>> Begin Given records

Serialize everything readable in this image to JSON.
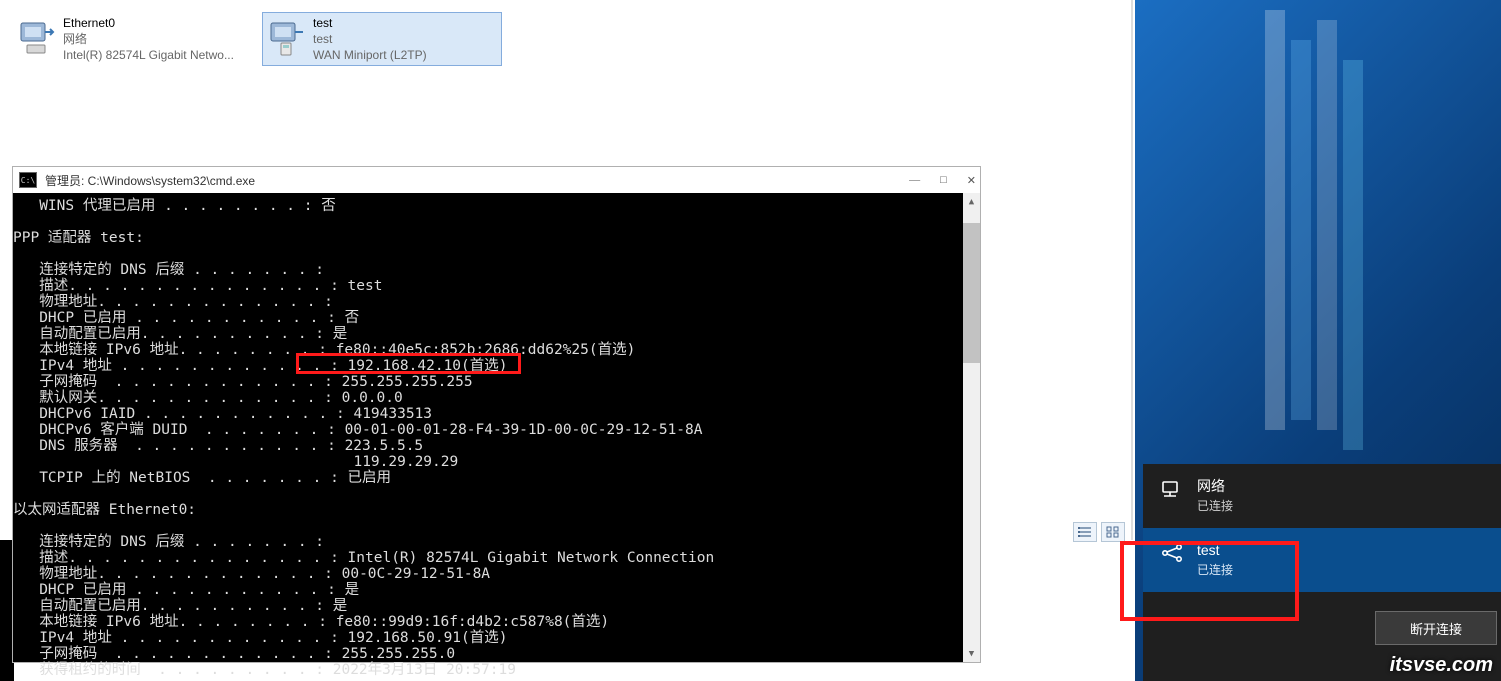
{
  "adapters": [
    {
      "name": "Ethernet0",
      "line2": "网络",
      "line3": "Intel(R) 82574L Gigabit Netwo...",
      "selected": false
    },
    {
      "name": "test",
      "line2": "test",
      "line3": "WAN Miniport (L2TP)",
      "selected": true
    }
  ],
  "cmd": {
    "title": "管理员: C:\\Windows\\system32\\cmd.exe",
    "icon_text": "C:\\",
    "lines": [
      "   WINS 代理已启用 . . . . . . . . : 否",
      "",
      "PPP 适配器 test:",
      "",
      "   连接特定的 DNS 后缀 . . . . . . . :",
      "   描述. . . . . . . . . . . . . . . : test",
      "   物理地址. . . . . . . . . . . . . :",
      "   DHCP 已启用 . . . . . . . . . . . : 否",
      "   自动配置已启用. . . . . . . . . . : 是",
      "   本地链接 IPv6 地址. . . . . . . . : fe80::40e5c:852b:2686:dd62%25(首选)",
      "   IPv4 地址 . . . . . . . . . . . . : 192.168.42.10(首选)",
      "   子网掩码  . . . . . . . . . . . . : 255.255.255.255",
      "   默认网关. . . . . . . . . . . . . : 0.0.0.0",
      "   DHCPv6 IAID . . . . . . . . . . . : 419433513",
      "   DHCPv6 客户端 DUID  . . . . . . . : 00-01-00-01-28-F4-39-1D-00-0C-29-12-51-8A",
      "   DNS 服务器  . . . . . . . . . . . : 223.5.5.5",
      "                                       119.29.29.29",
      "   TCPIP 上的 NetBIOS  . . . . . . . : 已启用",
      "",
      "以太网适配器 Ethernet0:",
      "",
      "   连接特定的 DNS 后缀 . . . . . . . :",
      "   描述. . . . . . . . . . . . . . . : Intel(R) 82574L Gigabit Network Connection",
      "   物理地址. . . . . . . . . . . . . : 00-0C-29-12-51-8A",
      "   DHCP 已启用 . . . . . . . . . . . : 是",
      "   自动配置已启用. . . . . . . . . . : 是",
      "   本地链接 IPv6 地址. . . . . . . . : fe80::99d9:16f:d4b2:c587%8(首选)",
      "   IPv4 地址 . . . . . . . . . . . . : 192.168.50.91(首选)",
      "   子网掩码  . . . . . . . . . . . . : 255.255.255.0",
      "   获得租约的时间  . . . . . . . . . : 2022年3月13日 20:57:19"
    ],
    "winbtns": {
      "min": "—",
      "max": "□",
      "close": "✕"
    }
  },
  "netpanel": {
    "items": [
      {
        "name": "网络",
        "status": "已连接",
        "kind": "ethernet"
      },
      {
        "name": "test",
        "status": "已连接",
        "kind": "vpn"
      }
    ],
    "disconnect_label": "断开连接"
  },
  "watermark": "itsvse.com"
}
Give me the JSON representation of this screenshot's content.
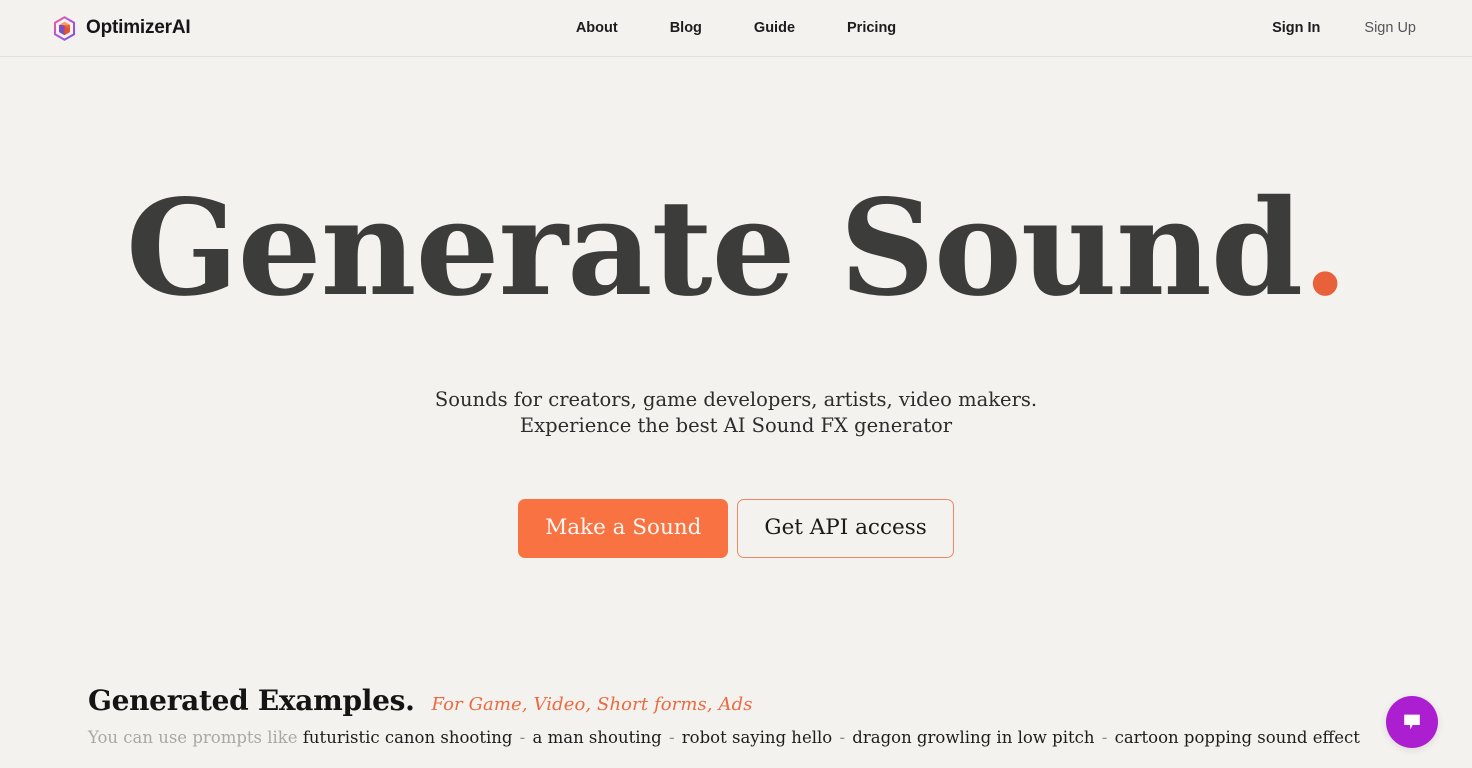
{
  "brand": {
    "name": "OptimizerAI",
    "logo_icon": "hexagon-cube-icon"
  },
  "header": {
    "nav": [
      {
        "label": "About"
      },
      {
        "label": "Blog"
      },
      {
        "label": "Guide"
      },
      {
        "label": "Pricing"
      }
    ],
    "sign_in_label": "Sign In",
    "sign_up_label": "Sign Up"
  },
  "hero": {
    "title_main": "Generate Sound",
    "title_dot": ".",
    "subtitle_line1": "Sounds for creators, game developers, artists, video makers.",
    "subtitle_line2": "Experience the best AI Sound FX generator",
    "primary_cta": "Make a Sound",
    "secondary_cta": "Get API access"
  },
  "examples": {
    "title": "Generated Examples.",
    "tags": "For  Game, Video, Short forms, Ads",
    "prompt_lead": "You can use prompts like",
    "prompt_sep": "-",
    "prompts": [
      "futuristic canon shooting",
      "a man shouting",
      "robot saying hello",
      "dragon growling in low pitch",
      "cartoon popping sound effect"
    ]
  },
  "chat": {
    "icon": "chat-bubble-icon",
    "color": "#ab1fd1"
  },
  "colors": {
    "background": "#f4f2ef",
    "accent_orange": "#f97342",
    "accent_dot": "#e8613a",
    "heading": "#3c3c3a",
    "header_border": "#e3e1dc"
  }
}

>> End Given records

- [Short task] Return all lines containing the word "prompts".

- [Written reply]
    "prompt_lead": "You can use prompts like",
    "prompts": [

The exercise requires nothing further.